■ Exercise aim
Set down all of the entries word for word, omitting the images they contain.

#####

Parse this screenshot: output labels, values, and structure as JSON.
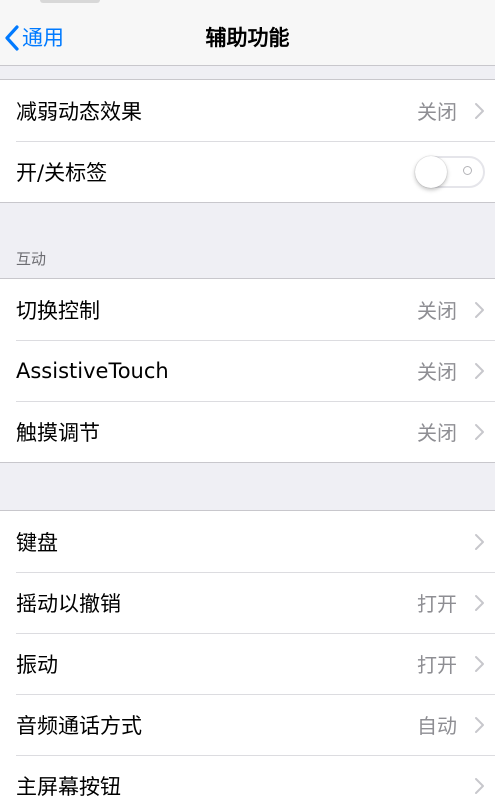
{
  "nav": {
    "back_label": "通用",
    "title": "辅助功能"
  },
  "group1": {
    "rows": [
      {
        "label": "减弱动态效果",
        "value": "关闭"
      },
      {
        "label": "开/关标签",
        "toggle_on": false
      }
    ]
  },
  "section_interaction": {
    "header": "互动",
    "rows": [
      {
        "label": "切换控制",
        "value": "关闭"
      },
      {
        "label": "AssistiveTouch",
        "value": "关闭"
      },
      {
        "label": "触摸调节",
        "value": "关闭"
      }
    ]
  },
  "group3": {
    "rows": [
      {
        "label": "键盘",
        "value": ""
      },
      {
        "label": "摇动以撤销",
        "value": "打开"
      },
      {
        "label": "振动",
        "value": "打开"
      },
      {
        "label": "音频通话方式",
        "value": "自动"
      },
      {
        "label": "主屏幕按钮",
        "value": ""
      }
    ]
  },
  "colors": {
    "accent": "#007aff",
    "background": "#efeff4",
    "secondary_text": "#8e8e93"
  }
}
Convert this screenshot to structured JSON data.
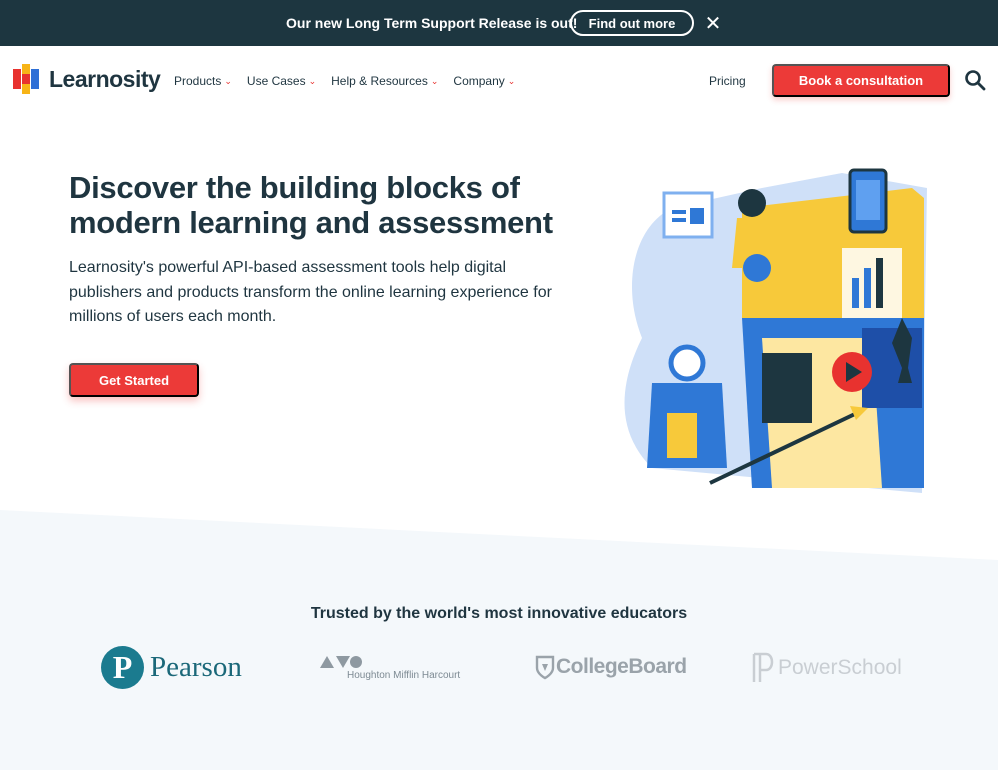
{
  "announcement": {
    "text": "Our new Long Term Support Release is out!",
    "button_label": "Find out more",
    "close_icon": "close-icon"
  },
  "nav": {
    "logo_text": "Learnosity",
    "menu": [
      {
        "label": "Products"
      },
      {
        "label": "Use Cases"
      },
      {
        "label": "Help & Resources"
      },
      {
        "label": "Company"
      }
    ],
    "pricing_label": "Pricing",
    "cta_label": "Book a consultation",
    "search_icon": "search-icon"
  },
  "hero": {
    "title": "Discover the building blocks of modern learning and assessment",
    "subtitle": "Learnosity's powerful API-based assessment tools help digital publishers and products transform the online learning experience for millions of users each month.",
    "cta_label": "Get Started"
  },
  "trusted": {
    "title": "Trusted by the world's most innovative educators",
    "brands": [
      {
        "name": "Pearson",
        "mark": "P"
      },
      {
        "name": "Houghton Mifflin Harcourt"
      },
      {
        "name": "CollegeBoard"
      },
      {
        "name": "PowerSchool"
      }
    ]
  },
  "colors": {
    "announcement_bg": "#1d3640",
    "accent_red": "#ec3a38",
    "text_dark": "#1f3540",
    "trusted_bg": "#f4f8fb"
  }
}
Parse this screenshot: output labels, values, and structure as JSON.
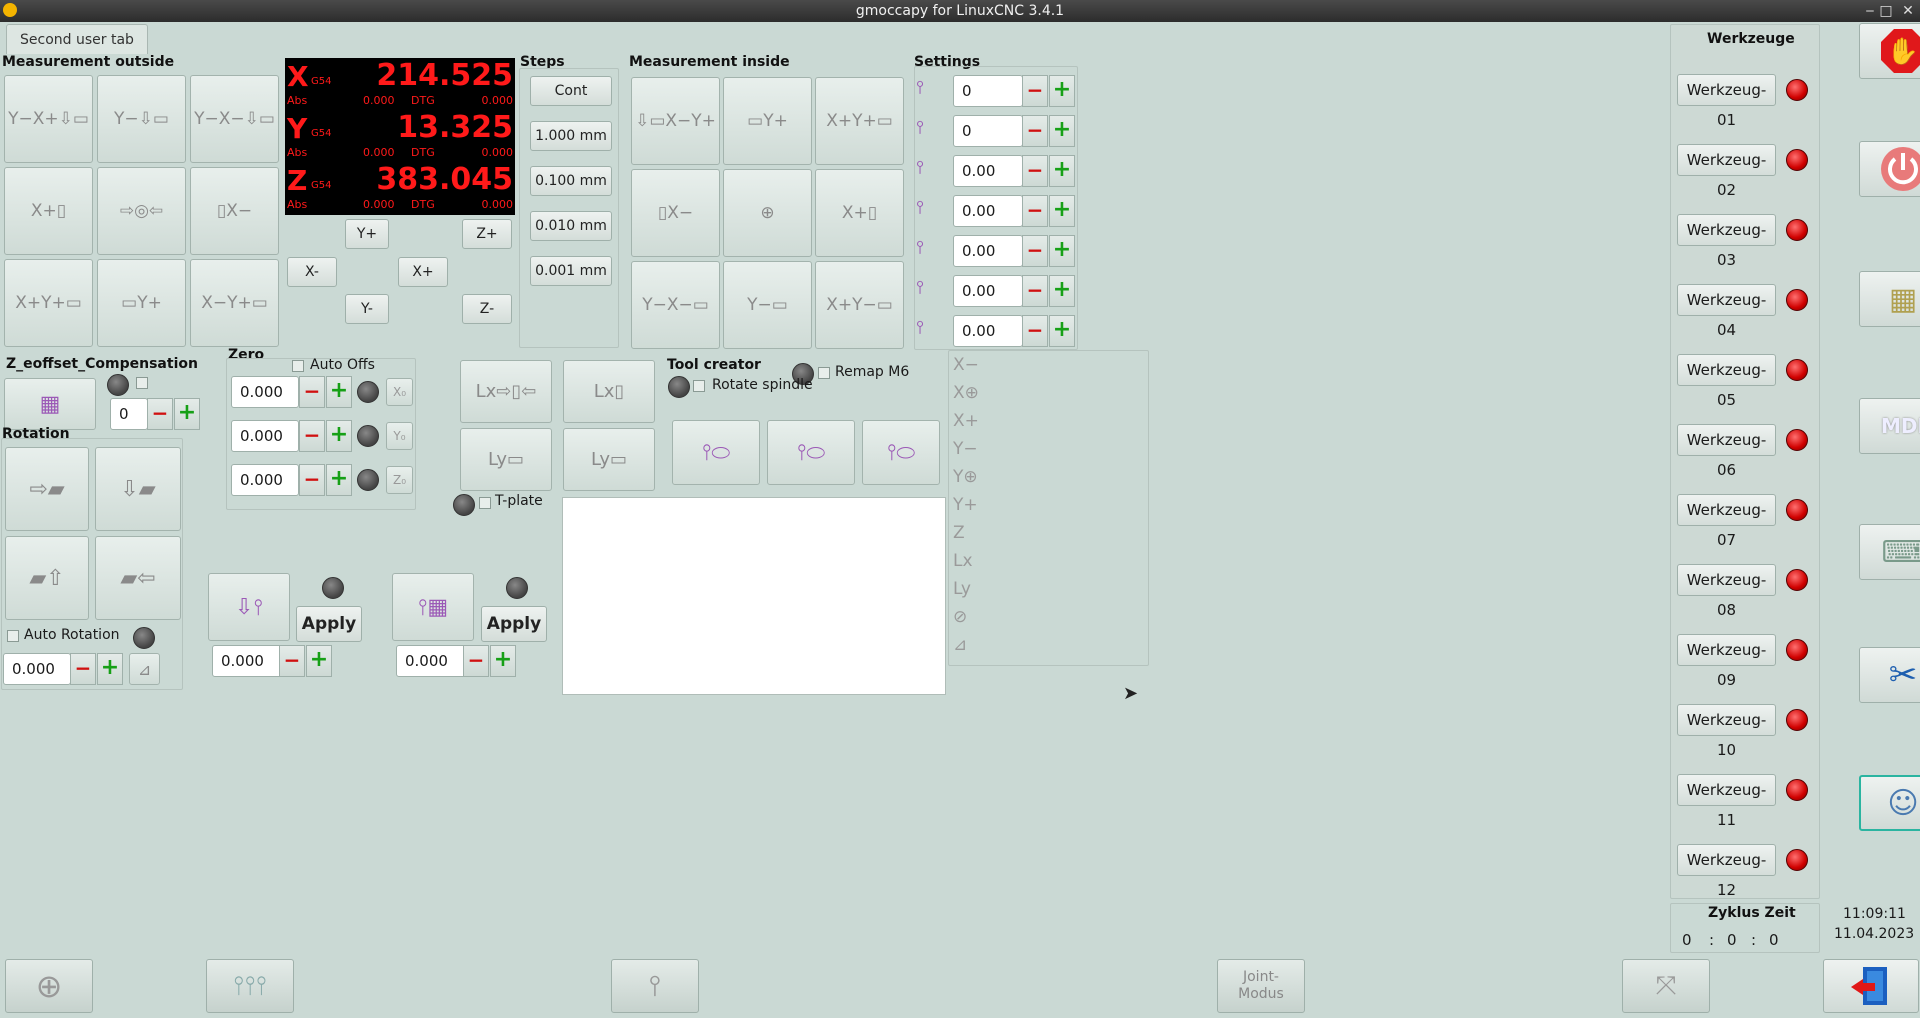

#####

■ The reply
Parse this screenshot: output labels, values, and structure as JSON.
{
  "nav": {
    "back_label": "通用",
    "title": "辅助功能"
  },
  "group1": {
    "rows": [
      {
        "label": "减弱动态效果",
        "value": "关闭"
      },
      {
        "label": "开/关标签",
        "toggle_on": false
      }
    ]
  },
  "section_interaction": {
    "header": "互动",
    "rows": [
      {
        "label": "切换控制",
        "value": "关闭"
      },
      {
        "label": "AssistiveTouch",
        "value": "关闭"
      },
      {
        "label": "触摸调节",
        "value": "关闭"
      }
    ]
  },
  "group3": {
    "rows": [
      {
        "label": "键盘",
        "value": ""
      },
      {
        "label": "摇动以撤销",
        "value": "打开"
      },
      {
        "label": "振动",
        "value": "打开"
      },
      {
        "label": "音频通话方式",
        "value": "自动"
      },
      {
        "label": "主屏幕按钮",
        "value": ""
      }
    ]
  },
  "colors": {
    "accent": "#007aff",
    "background": "#efeff4",
    "secondary_text": "#8e8e93"
  }
}
Convert this screenshot to structured JSON data.
{
  "announcement": {
    "text": "Our new Long Term Support Release is out!",
    "button_label": "Find out more",
    "close_icon": "close-icon"
  },
  "nav": {
    "logo_text": "Learnosity",
    "menu": [
      {
        "label": "Products"
      },
      {
        "label": "Use Cases"
      },
      {
        "label": "Help & Resources"
      },
      {
        "label": "Company"
      }
    ],
    "pricing_label": "Pricing",
    "cta_label": "Book a consultation",
    "search_icon": "search-icon"
  },
  "hero": {
    "title": "Discover the building blocks of modern learning and assessment",
    "subtitle": "Learnosity's powerful API-based assessment tools help digital publishers and products transform the online learning experience for millions of users each month.",
    "cta_label": "Get Started"
  },
  "trusted": {
    "title": "Trusted by the world's most innovative educators",
    "brands": [
      {
        "name": "Pearson",
        "mark": "P"
      },
      {
        "name": "Houghton Mifflin Harcourt"
      },
      {
        "name": "CollegeBoard"
      },
      {
        "name": "PowerSchool"
      }
    ]
  },
  "colors": {
    "announcement_bg": "#1d3640",
    "accent_red": "#ec3a38",
    "text_dark": "#1f3540",
    "trusted_bg": "#f4f8fb"
  }
}
Parse this screenshot: output labels, values, and structure as JSON.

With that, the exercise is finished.